* [DATASET EXCERPTS]:
* Begin *
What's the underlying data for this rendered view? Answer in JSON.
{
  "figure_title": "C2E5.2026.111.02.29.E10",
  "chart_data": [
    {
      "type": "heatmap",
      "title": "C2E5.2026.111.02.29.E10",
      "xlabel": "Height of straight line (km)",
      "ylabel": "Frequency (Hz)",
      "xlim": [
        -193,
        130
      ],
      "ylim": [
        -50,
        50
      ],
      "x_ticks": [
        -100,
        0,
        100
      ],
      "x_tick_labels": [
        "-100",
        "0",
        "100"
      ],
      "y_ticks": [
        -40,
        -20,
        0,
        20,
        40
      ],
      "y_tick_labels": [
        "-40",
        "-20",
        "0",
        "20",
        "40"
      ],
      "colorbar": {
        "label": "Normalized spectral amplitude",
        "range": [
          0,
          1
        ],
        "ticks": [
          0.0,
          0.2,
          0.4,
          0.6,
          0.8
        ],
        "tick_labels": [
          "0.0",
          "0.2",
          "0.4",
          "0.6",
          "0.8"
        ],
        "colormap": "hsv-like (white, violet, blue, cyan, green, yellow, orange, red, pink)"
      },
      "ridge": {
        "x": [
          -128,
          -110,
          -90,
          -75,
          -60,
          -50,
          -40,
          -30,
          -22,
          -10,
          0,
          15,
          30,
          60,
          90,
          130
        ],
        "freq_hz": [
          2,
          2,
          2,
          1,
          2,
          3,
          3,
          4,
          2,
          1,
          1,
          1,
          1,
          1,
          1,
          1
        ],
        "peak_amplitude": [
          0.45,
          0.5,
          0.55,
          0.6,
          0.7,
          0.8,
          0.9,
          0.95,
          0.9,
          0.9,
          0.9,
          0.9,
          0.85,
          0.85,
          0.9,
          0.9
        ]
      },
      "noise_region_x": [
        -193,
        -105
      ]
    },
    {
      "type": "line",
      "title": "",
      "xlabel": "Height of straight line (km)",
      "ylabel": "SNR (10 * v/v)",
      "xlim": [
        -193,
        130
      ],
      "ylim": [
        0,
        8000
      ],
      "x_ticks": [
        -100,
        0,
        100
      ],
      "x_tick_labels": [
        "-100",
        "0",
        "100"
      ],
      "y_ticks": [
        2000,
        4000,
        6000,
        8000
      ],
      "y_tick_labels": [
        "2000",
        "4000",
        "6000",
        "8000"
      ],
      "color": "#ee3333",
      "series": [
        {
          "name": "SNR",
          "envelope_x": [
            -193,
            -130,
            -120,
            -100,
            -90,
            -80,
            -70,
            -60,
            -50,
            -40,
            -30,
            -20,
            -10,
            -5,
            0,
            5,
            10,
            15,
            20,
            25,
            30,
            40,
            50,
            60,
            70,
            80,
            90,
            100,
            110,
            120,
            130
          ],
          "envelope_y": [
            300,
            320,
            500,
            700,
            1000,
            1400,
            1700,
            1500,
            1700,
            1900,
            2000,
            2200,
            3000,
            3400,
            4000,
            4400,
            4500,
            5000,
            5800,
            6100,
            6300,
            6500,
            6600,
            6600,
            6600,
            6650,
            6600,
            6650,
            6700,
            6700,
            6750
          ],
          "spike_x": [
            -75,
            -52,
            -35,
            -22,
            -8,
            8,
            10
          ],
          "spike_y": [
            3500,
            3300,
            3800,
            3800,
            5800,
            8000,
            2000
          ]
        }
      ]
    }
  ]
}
* End *
* [STATED GOAL]: Without leaving anything out, quote all the data.

* [SOLUTION BELOW]:
What's the underlying data for this rendered view? Answer in JSON.
{
  "figure_title": "C2E5.2026.111.02.29.E10",
  "chart_data": [
    {
      "type": "heatmap",
      "title": "C2E5.2026.111.02.29.E10",
      "xlabel": "Height of straight line (km)",
      "ylabel": "Frequency (Hz)",
      "xlim": [
        -193,
        130
      ],
      "ylim": [
        -50,
        50
      ],
      "x_ticks": [
        -100,
        0,
        100
      ],
      "x_tick_labels": [
        "-100",
        "0",
        "100"
      ],
      "y_ticks": [
        -40,
        -20,
        0,
        20,
        40
      ],
      "y_tick_labels": [
        "-40",
        "-20",
        "0",
        "20",
        "40"
      ],
      "colorbar": {
        "label": "Normalized spectral amplitude",
        "range": [
          0,
          1
        ],
        "ticks": [
          0.0,
          0.2,
          0.4,
          0.6,
          0.8
        ],
        "tick_labels": [
          "0.0",
          "0.2",
          "0.4",
          "0.6",
          "0.8"
        ],
        "colormap": "hsv-like (white, violet, blue, cyan, green, yellow, orange, red, pink)"
      },
      "ridge": {
        "x": [
          -128,
          -110,
          -90,
          -75,
          -60,
          -50,
          -40,
          -30,
          -22,
          -10,
          0,
          15,
          30,
          60,
          90,
          130
        ],
        "freq_hz": [
          2,
          2,
          2,
          1,
          2,
          3,
          3,
          4,
          2,
          1,
          1,
          1,
          1,
          1,
          1,
          1
        ],
        "peak_amplitude": [
          0.45,
          0.5,
          0.55,
          0.6,
          0.7,
          0.8,
          0.9,
          0.95,
          0.9,
          0.9,
          0.9,
          0.9,
          0.85,
          0.85,
          0.9,
          0.9
        ]
      },
      "noise_region_x": [
        -193,
        -105
      ]
    },
    {
      "type": "line",
      "title": "",
      "xlabel": "Height of straight line (km)",
      "ylabel": "SNR (10 * v/v)",
      "xlim": [
        -193,
        130
      ],
      "ylim": [
        0,
        8000
      ],
      "x_ticks": [
        -100,
        0,
        100
      ],
      "x_tick_labels": [
        "-100",
        "0",
        "100"
      ],
      "y_ticks": [
        2000,
        4000,
        6000,
        8000
      ],
      "y_tick_labels": [
        "2000",
        "4000",
        "6000",
        "8000"
      ],
      "color": "#ee3333",
      "series": [
        {
          "name": "SNR",
          "envelope_x": [
            -193,
            -130,
            -120,
            -100,
            -90,
            -80,
            -70,
            -60,
            -50,
            -40,
            -30,
            -20,
            -10,
            -5,
            0,
            5,
            10,
            15,
            20,
            25,
            30,
            40,
            50,
            60,
            70,
            80,
            90,
            100,
            110,
            120,
            130
          ],
          "envelope_y": [
            300,
            320,
            500,
            700,
            1000,
            1400,
            1700,
            1500,
            1700,
            1900,
            2000,
            2200,
            3000,
            3400,
            4000,
            4400,
            4500,
            5000,
            5800,
            6100,
            6300,
            6500,
            6600,
            6600,
            6600,
            6650,
            6600,
            6650,
            6700,
            6700,
            6750
          ],
          "spike_x": [
            -75,
            -52,
            -35,
            -22,
            -8,
            8,
            10
          ],
          "spike_y": [
            3500,
            3300,
            3800,
            3800,
            5800,
            8000,
            2000
          ]
        }
      ]
    }
  ]
}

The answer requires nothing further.